▶ Available records
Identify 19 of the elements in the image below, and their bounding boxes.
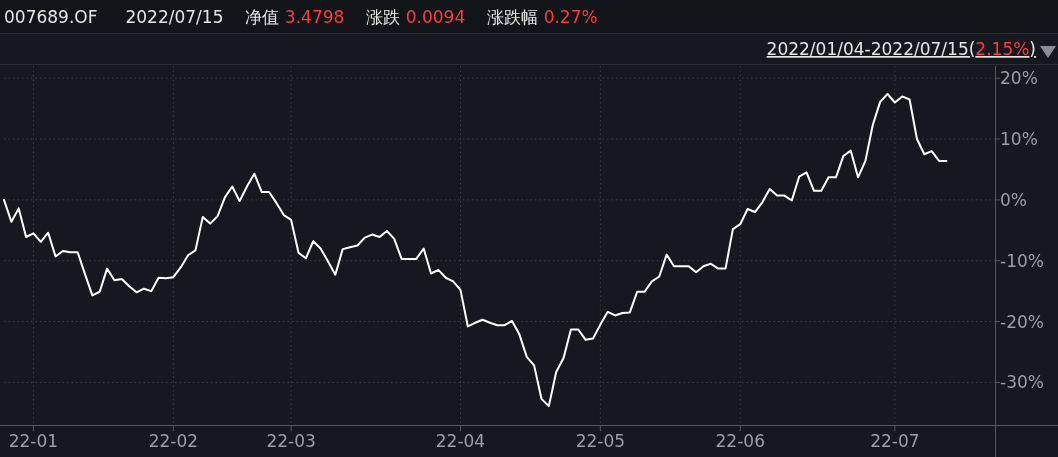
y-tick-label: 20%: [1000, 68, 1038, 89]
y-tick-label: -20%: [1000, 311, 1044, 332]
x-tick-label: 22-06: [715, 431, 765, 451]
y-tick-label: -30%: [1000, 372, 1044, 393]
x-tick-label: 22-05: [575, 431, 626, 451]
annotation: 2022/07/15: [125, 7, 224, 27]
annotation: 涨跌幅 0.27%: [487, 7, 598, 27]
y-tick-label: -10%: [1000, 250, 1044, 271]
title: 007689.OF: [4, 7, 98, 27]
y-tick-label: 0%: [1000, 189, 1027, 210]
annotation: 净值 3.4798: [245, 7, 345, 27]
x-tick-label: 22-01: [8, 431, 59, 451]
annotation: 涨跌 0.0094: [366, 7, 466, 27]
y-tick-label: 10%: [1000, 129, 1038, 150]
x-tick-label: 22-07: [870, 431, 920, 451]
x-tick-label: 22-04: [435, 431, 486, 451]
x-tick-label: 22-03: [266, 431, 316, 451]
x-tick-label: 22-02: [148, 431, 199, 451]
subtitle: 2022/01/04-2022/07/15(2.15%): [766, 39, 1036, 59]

▶ Request
Retype all of the lines above character for character, omitting the picture.

▶ Problem solution
Identify 19 of the elements in the image below, and their bounding boxes.
y-tick-label: 20%: [1000, 68, 1038, 89]
y-tick-label: -20%: [1000, 311, 1044, 332]
x-tick-label: 22-06: [715, 431, 765, 451]
y-tick-label: -30%: [1000, 372, 1044, 393]
x-tick-label: 22-05: [575, 431, 626, 451]
annotation: 2022/07/15: [125, 7, 224, 27]
annotation: 涨跌幅 0.27%: [487, 7, 598, 27]
y-tick-label: -10%: [1000, 250, 1044, 271]
title: 007689.OF: [4, 7, 98, 27]
y-tick-label: 0%: [1000, 189, 1027, 210]
annotation: 净值 3.4798: [245, 7, 345, 27]
x-tick-label: 22-01: [8, 431, 59, 451]
annotation: 涨跌 0.0094: [366, 7, 466, 27]
y-tick-label: 10%: [1000, 129, 1038, 150]
x-tick-label: 22-07: [870, 431, 920, 451]
x-tick-label: 22-04: [435, 431, 486, 451]
x-tick-label: 22-03: [266, 431, 316, 451]
x-tick-label: 22-02: [148, 431, 199, 451]
subtitle: 2022/01/04-2022/07/15(2.15%): [766, 39, 1036, 59]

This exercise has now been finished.